> _Testo della pagina_:
Per i debiti con il Fisco o con gli enti previdenziali l’azienda può proporre un pagamento parziale o dilazionato.
Se alcuni debitori non accettano la proposta di ristrutturazione
I creditori che non accettano la proposta di ristrutturazione del debito o che non ne sono venuti a conoscenza vanno pagati per intero. Tuttavia, essi non possono pretendere il pagamento immediato ma dovranno attendere i seguenti termini:
- per i crediti già scaduti alla data di omologa dell’accordo: 120 giorni dalla data di omologazione dell’accordo;
- per i crediti non ancora scaduti alla data di omologa dell’accordo: 120 giorni dalla relativa scadenza.
L’accordo di ristrutturazione del debito con le banche
Se il debito dell’impresa in crisi è prevalentemente verso banche e intermediari finanziari questa può accordarsi con una maggioranza qualificata di tali creditori chiedendo poi l’estensione degli effetti di tale accordo anche ai creditori non aderenti.
Si tratta di un particolare tipo di accordo di ristrutturazione dei debiti introdotto nel 2015 [2]. In tal caso, l’accordo si applica anche ai creditori-banche che non accettano l’accordo.
L’accordo di ristrutturazione con banche e intermediari può essere concluso da un’impresa individuale o collettiva legittimata a stipulare un accordo di ristrutturazione (secondo la regole esaminate in precedenza) a condizione che essa abbia debiti verso banche e intermediari finanziari in misura non inferiore alla metà dell’indebitamento complessivo.
In questo caso però è necessario che i crediti delle banche e degli intermediari finanziari aderenti rappresentino il 75% dei crediti della categoria stessa.
Raggiunto l’accordo il debitore, con il ricorso per l’omologazione, può chiedere al tribunale che gli effetti dell’accordo vengano estesi anche ai creditori non aderenti che appartengano alla medesima categoria.
Perché l’accordo possa essere esteso anche ai creditori-banche non aderenti è necessario il rispetto di due condizioni:
- tutti i creditori della categoria devono essere informati dell’avvio delle trattative;
- tutti i creditori della categoria devono essere messi in condizione di partecipare alle trattative in buona fede.

> _Scopo del compito_: Nel testo sulla ristrutturazione dei debiti qui sopra, trova tutti i soggetti o enti nominati come possibili creditori dell'impresa e scrivili in un elenco.

> _Dati forniti_:
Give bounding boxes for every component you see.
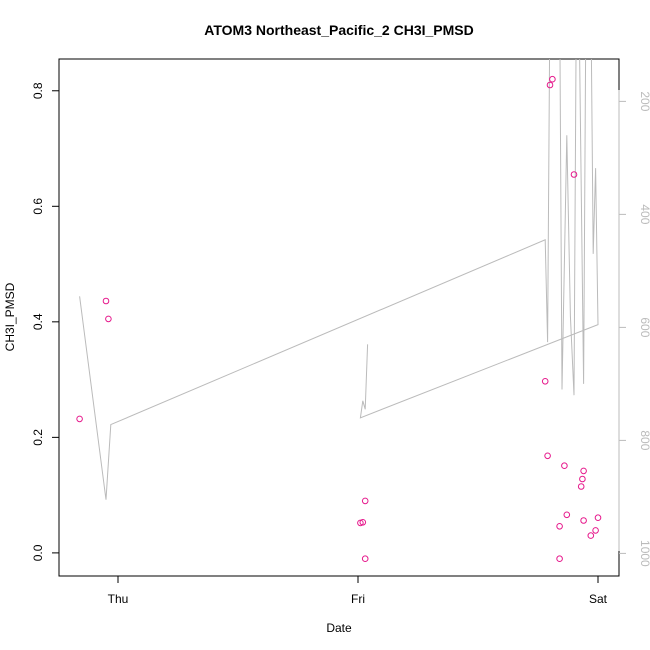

> _Risultato qui sotto_:
- Fisco
- enti previdenziali
- banche
- intermediari finanziari